- [DIRECTIONS]:
Show each line of the data below that has the string "this" in it.

>> START DATA SUPPLIED

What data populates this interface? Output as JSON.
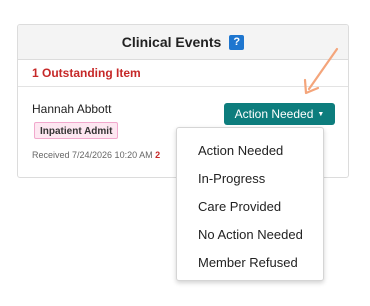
{
  "panel": {
    "title": "Clinical Events",
    "help_badge": "?",
    "outstanding": "1 Outstanding Item"
  },
  "event": {
    "patient_name": "Hannah Abbott",
    "tag": "Inpatient Admit",
    "received": "Received 7/24/2026 10:20 AM",
    "received_trailing": "2"
  },
  "action_button": {
    "label": "Action Needed",
    "caret_icon": "caret-down-icon"
  },
  "dropdown": {
    "items": [
      {
        "label": "Action Needed"
      },
      {
        "label": "In-Progress"
      },
      {
        "label": "Care Provided"
      },
      {
        "label": "No Action Needed"
      },
      {
        "label": "Member Refused"
      }
    ]
  },
  "colors": {
    "accent_teal": "#0d7d7d",
    "help_blue": "#1e76cf",
    "alert_red": "#c62828",
    "tag_pink": "#fde7f1",
    "annotation_arrow": "#f4a57b"
  },
  "annotation": {
    "icon": "pointer-arrow-icon"
  }
}
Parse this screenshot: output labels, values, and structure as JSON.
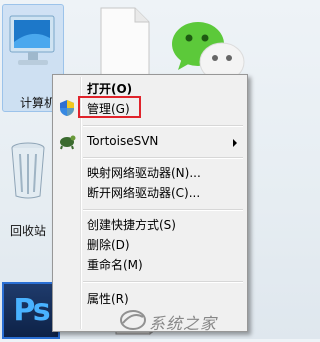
{
  "desktop": {
    "icons": {
      "computer": "计算机",
      "recycle_bin": "回收站",
      "photoshop": "Ps"
    }
  },
  "context_menu": {
    "items": {
      "open": "打开(O)",
      "manage": "管理(G)",
      "tortoise": "TortoiseSVN",
      "map_drive": "映射网络驱动器(N)...",
      "disconnect_drive": "断开网络驱动器(C)...",
      "create_shortcut": "创建快捷方式(S)",
      "delete": "删除(D)",
      "rename": "重命名(M)",
      "properties": "属性(R)"
    }
  },
  "watermark": {
    "text": "系统之家"
  },
  "colors": {
    "highlight_box": "#e0232b",
    "menu_bg": "#f0f0f0",
    "ps_text": "#49b2ff"
  }
}
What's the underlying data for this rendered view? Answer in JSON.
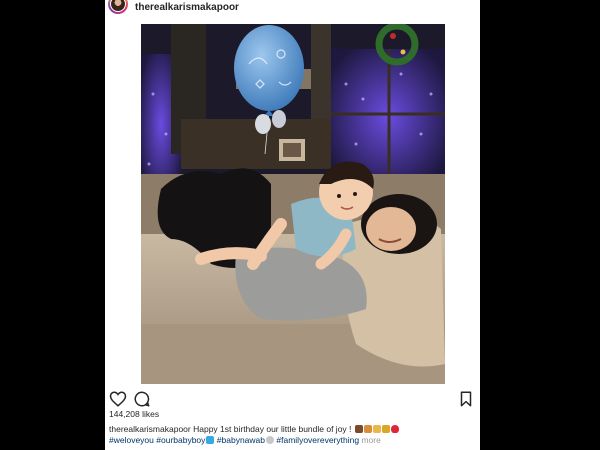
{
  "post": {
    "username": "therealkarismakapoor",
    "likes": "144,208 likes",
    "caption": {
      "username": "therealkarismakapoor",
      "text": "Happy 1st birthday our little bundle of joy !",
      "hashtags": [
        "#weloveyou",
        "#ourbabyboy",
        "#babynawab",
        "#familyovereverything"
      ],
      "more": "more"
    }
  },
  "colors": {
    "background": "#000000",
    "card": "#ffffff",
    "text": "#262626",
    "hashtag": "#003569",
    "balloon": "#5b9bd5",
    "couch": "#b8a58f"
  },
  "icons": {
    "like": "heart-outline-icon",
    "comment": "speech-bubble-icon",
    "save": "bookmark-icon"
  }
}
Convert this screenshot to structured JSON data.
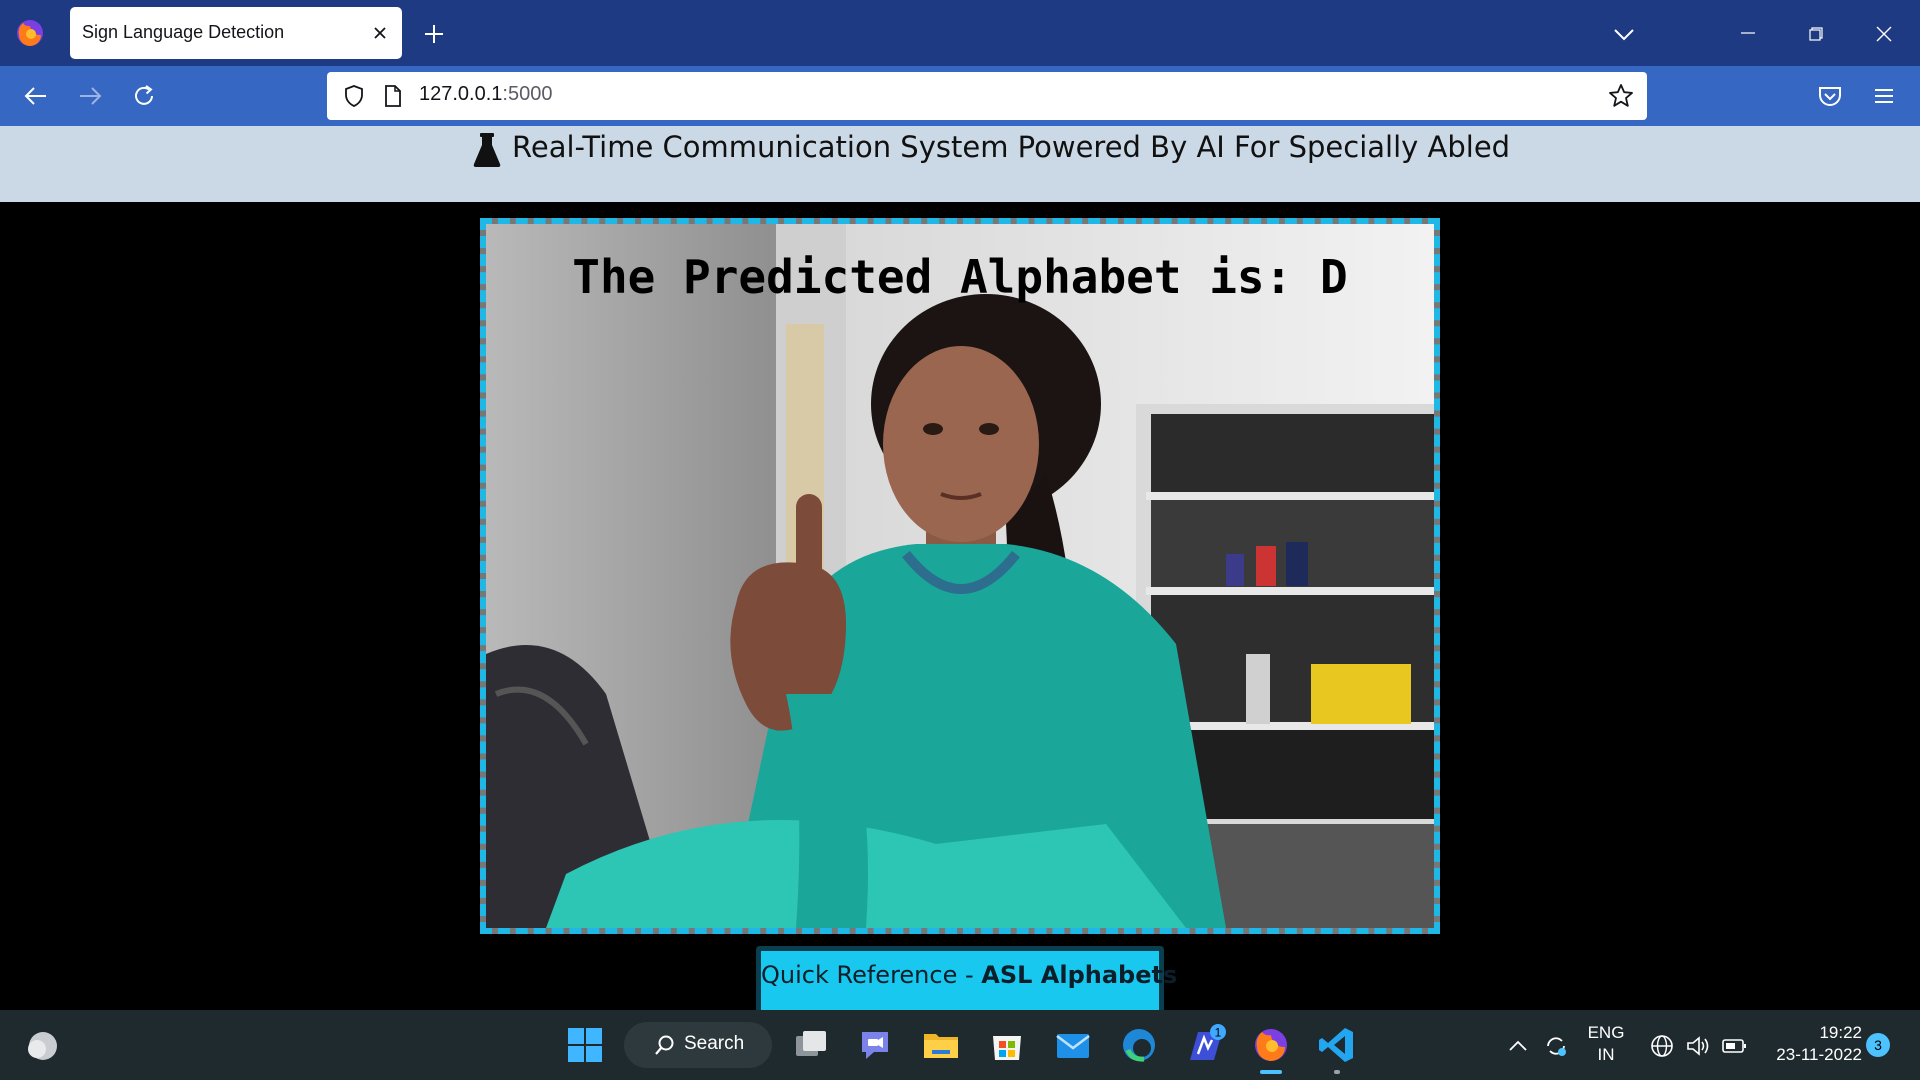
{
  "browser": {
    "tab_title": "Sign Language Detection",
    "url_host": "127.0.0.1",
    "url_port": ":5000"
  },
  "page": {
    "header_title": "Real-Time Communication System Powered By AI For Specially Abled",
    "prediction_text": "The Predicted Alphabet is: D",
    "quick_ref_prefix": "Quick Reference - ",
    "quick_ref_bold": "ASL Alphabets",
    "accent_color": "#1fb7e6",
    "header_bg": "#cbd9e6"
  },
  "taskbar": {
    "search_label": "Search",
    "lang_primary": "ENG",
    "lang_secondary": "IN",
    "time": "19:22",
    "date": "23-11-2022",
    "notification_count": "3",
    "teams_badge": "1"
  }
}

>> END DATA SUPPLIED

- [SOLUTION]:
What data populates this interface? Output as JSON.
Parse this screenshot: output labels, values, and structure as JSON.
What's the underlying data for this rendered view? Answer in JSON.
Convert this screenshot to structured JSON data.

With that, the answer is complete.